▶ [Exercise instructions] Copy the records word for word, from the very first line through the line that contains "- cell: 75.3: [349, 310, 371, 322]".

[Labeled region entries]
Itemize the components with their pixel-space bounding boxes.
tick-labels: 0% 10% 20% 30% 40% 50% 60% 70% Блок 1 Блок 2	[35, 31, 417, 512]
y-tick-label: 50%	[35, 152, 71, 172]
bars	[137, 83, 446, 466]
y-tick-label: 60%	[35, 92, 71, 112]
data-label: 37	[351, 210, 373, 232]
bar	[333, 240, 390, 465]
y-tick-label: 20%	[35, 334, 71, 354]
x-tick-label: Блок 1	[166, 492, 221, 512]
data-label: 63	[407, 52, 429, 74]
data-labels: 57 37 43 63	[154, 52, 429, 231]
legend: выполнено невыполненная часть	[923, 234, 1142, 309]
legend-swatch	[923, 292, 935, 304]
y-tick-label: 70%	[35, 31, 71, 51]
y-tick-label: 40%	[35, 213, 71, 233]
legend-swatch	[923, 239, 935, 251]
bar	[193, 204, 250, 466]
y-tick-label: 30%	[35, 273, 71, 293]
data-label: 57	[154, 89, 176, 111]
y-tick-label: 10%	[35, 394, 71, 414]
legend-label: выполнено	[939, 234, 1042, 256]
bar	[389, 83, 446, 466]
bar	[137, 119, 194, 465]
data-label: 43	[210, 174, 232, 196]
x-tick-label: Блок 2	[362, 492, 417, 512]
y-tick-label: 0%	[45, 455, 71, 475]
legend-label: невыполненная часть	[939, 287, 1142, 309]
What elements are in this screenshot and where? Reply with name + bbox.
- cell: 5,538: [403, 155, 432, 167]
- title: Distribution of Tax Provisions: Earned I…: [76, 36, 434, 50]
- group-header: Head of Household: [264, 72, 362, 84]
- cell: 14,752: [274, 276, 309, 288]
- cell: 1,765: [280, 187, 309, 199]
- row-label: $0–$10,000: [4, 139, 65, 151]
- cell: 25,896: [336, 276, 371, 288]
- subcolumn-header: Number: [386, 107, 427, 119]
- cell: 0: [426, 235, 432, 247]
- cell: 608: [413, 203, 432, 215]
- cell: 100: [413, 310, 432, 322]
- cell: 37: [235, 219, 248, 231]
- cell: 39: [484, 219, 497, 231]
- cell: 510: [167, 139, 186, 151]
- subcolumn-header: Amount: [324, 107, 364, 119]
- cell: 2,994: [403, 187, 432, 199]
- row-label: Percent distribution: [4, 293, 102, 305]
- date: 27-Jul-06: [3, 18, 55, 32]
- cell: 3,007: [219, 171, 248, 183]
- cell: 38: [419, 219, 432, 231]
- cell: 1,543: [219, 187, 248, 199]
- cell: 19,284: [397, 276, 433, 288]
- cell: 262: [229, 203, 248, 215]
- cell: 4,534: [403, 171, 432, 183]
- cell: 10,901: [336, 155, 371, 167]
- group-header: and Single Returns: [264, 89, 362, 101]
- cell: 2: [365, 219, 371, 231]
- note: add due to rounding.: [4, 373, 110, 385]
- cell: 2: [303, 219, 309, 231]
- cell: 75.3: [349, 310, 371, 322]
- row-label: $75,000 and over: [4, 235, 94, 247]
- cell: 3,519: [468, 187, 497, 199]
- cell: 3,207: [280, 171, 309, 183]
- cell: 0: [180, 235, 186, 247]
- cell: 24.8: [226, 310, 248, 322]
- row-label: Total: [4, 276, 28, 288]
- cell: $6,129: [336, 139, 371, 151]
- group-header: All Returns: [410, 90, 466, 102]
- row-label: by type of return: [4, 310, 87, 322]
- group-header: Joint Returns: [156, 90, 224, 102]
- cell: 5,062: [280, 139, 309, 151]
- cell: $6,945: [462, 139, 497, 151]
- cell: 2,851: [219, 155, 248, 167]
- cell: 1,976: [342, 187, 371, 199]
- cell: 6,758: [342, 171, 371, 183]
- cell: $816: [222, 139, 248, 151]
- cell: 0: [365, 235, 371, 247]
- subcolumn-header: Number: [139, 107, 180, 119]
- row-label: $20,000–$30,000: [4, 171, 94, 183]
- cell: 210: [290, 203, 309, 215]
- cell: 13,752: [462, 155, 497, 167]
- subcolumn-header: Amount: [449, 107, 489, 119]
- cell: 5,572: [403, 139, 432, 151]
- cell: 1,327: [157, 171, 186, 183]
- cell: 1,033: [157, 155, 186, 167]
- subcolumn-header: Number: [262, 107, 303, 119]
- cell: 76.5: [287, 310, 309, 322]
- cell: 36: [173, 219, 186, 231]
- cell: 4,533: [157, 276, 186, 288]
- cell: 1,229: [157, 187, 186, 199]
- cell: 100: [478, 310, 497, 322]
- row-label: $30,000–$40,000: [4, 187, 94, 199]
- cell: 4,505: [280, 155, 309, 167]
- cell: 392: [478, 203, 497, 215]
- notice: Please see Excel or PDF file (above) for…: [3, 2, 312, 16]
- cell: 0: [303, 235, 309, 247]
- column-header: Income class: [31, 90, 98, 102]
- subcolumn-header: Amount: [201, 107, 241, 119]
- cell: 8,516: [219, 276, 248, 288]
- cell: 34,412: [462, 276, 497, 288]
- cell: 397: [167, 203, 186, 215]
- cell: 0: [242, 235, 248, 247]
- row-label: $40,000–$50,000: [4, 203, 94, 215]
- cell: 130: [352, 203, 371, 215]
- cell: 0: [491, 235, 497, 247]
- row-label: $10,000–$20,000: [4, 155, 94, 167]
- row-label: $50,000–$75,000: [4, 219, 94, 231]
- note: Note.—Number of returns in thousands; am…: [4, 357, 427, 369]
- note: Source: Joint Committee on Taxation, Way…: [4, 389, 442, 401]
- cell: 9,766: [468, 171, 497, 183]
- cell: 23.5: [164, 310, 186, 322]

▶ [Finished task]
Itemize the components with their pixel-space bounding boxes.
tick-labels: 0% 10% 20% 30% 40% 50% 60% 70% Блок 1 Блок 2	[35, 31, 417, 512]
y-tick-label: 50%	[35, 152, 71, 172]
bars	[137, 83, 446, 466]
y-tick-label: 60%	[35, 92, 71, 112]
data-label: 37	[351, 210, 373, 232]
bar	[333, 240, 390, 465]
y-tick-label: 20%	[35, 334, 71, 354]
x-tick-label: Блок 1	[166, 492, 221, 512]
data-label: 63	[407, 52, 429, 74]
data-labels: 57 37 43 63	[154, 52, 429, 231]
legend: выполнено невыполненная часть	[923, 234, 1142, 309]
legend-swatch	[923, 292, 935, 304]
y-tick-label: 70%	[35, 31, 71, 51]
y-tick-label: 40%	[35, 213, 71, 233]
legend-swatch	[923, 239, 935, 251]
bar	[193, 204, 250, 466]
y-tick-label: 30%	[35, 273, 71, 293]
data-label: 57	[154, 89, 176, 111]
y-tick-label: 10%	[35, 394, 71, 414]
legend-label: выполнено	[939, 234, 1042, 256]
bar	[389, 83, 446, 466]
bar	[137, 119, 194, 465]
data-label: 43	[210, 174, 232, 196]
x-tick-label: Блок 2	[362, 492, 417, 512]
y-tick-label: 0%	[45, 455, 71, 475]
legend-label: невыполненная часть	[939, 287, 1142, 309]
What elements are in this screenshot and where? Reply with name + bbox.
- cell: 5,538: [403, 155, 432, 167]
- title: Distribution of Tax Provisions: Earned I…: [76, 36, 434, 50]
- group-header: Head of Household: [264, 72, 362, 84]
- cell: 14,752: [274, 276, 309, 288]
- cell: 1,765: [280, 187, 309, 199]
- row-label: $0–$10,000: [4, 139, 65, 151]
- cell: 25,896: [336, 276, 371, 288]
- subcolumn-header: Number: [386, 107, 427, 119]
- cell: 0: [426, 235, 432, 247]
- cell: 608: [413, 203, 432, 215]
- cell: 100: [413, 310, 432, 322]
- cell: 37: [235, 219, 248, 231]
- cell: 39: [484, 219, 497, 231]
- cell: 510: [167, 139, 186, 151]
- subcolumn-header: Amount: [324, 107, 364, 119]
- cell: 2,994: [403, 187, 432, 199]
- row-label: Percent distribution: [4, 293, 102, 305]
- date: 27-Jul-06: [3, 18, 55, 32]
- cell: 3,007: [219, 171, 248, 183]
- cell: 38: [419, 219, 432, 231]
- cell: 1,543: [219, 187, 248, 199]
- cell: 19,284: [397, 276, 433, 288]
- cell: 262: [229, 203, 248, 215]
- cell: 4,534: [403, 171, 432, 183]
- cell: 10,901: [336, 155, 371, 167]
- group-header: and Single Returns: [264, 89, 362, 101]
- cell: 2: [365, 219, 371, 231]
- note: add due to rounding.: [4, 373, 110, 385]
- cell: 2: [303, 219, 309, 231]
- cell: 75.3: [349, 310, 371, 322]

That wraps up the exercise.